Excerpt provided:
..............................

Mario Pretorius from Telemasters:
The time has come for implementing economic sabotage legislation, and for enforcing it without mercy. The entire concept of ganging up, via labour OR management, against shareholders reeks of an ancient age and a primitive economic world. Labour unions may look after their workers, but merit alone should determine the remuneration of each. Any attempt to go slow, go rogue, or go against the economic interests of the country should be treated as treason to our common economic interests, as sabotage, and with the harshest penalties possible. Ditto for management when doing the Nokia-Microsoft type of deals, where workers and shareholders get shafted.

Frans Cronje from the SAIRR:
Sentiment in that industry is changing. It’s a competitive global market, and plants in other regions compete with South Africa for production quotas. On a few occasions those plants have had to bail out South African plants laid low by union action. The risk is that that South Africa loses its quotas or that the manufacturers walk out. If one goes, we should expect some others to follow. It is already the case that new investment now seems to be off-limits, and will go to other global plants. Our trade unions can be directly blamed for this and it is a good example of what reckless union leaders are costing both SA and their own members. My sense is that such negative consequences are driving the ANC’s apparent increasing hostility to some of its union allies.

..............................

Given entries:
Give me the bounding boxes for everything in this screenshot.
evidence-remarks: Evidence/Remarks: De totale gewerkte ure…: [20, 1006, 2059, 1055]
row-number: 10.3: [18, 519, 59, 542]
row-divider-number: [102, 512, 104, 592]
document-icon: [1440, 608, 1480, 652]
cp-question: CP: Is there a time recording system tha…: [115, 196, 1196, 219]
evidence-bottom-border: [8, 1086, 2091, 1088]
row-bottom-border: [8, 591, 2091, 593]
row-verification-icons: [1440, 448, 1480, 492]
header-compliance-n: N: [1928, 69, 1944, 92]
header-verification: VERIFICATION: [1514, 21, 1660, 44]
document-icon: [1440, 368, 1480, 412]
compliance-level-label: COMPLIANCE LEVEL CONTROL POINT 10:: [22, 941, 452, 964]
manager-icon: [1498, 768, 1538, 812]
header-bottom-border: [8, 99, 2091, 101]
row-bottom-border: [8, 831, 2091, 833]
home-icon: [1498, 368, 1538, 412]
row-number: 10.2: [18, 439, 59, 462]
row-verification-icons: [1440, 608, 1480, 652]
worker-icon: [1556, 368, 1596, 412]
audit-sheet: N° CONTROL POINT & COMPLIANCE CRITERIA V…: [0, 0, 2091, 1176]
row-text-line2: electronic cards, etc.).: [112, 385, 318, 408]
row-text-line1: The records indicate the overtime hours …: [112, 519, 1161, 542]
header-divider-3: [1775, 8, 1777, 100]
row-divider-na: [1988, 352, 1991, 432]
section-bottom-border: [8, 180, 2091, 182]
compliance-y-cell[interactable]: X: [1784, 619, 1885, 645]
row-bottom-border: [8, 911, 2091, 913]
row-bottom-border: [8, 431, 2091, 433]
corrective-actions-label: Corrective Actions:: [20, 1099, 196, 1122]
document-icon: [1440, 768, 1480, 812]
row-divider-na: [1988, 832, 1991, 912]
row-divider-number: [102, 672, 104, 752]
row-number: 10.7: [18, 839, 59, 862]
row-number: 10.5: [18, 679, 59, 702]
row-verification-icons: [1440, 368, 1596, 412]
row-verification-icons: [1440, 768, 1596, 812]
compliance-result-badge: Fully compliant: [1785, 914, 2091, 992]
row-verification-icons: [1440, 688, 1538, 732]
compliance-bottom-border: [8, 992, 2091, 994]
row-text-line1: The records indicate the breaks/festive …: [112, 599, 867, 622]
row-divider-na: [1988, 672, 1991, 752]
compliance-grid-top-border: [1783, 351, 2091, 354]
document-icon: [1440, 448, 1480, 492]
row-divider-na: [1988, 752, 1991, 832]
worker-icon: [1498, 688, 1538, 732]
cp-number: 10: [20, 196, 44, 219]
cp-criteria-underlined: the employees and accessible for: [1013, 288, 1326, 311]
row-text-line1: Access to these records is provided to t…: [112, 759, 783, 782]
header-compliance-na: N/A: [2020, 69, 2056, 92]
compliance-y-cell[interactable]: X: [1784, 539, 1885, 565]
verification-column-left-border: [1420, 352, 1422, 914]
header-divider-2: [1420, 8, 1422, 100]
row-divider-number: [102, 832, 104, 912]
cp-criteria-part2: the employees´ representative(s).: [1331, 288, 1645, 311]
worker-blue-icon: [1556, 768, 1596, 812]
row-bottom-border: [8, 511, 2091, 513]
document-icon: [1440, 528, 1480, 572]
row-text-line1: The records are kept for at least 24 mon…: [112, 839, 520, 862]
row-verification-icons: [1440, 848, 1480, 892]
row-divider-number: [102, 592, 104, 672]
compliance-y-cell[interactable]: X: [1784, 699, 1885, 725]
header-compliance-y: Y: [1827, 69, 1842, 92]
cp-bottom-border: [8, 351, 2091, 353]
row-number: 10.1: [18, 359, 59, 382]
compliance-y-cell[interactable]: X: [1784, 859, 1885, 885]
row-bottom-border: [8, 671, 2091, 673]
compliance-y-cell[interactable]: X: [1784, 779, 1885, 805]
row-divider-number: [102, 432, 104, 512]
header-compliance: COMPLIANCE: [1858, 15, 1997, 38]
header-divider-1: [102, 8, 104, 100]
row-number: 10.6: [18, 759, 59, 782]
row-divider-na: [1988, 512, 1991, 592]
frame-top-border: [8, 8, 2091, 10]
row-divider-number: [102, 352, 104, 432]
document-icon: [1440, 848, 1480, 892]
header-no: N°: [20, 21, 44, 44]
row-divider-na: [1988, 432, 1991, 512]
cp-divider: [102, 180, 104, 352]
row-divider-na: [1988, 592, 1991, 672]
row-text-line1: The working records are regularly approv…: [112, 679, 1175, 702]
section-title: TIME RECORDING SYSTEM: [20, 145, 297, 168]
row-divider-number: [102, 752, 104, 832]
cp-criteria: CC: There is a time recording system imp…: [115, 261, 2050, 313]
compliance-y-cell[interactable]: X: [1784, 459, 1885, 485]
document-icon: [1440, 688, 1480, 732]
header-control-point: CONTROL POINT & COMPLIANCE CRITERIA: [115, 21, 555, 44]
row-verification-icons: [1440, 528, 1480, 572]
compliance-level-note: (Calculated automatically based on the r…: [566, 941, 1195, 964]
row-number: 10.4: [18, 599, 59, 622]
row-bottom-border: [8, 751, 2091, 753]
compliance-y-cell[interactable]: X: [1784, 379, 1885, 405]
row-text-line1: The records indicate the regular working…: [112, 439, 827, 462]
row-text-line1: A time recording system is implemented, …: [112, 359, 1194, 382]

..............................

Objective: Rewrite the comments on union action above from "Mario Pretorius from" to "shareholders get shafted.", changing "shareholders" to "investors" wherever it appears.

Written response:
Mario Pretorius from Telemasters:
The time has come for implementing economic sabotage legislation, and for enforcing it without mercy. The entire concept of ganging up, via labour OR management, against investors reeks of an ancient age and a primitive economic world. Labour unions may look after their workers, but merit alone should determine the remuneration of each. Any attempt to go slow, go rogue, or go against the economic interests of the country should be treated as treason to our common economic interests, as sabotage, and with the harshest penalties possible. Ditto for management when doing the Nokia-Microsoft type of deals, where workers and investors get shafted.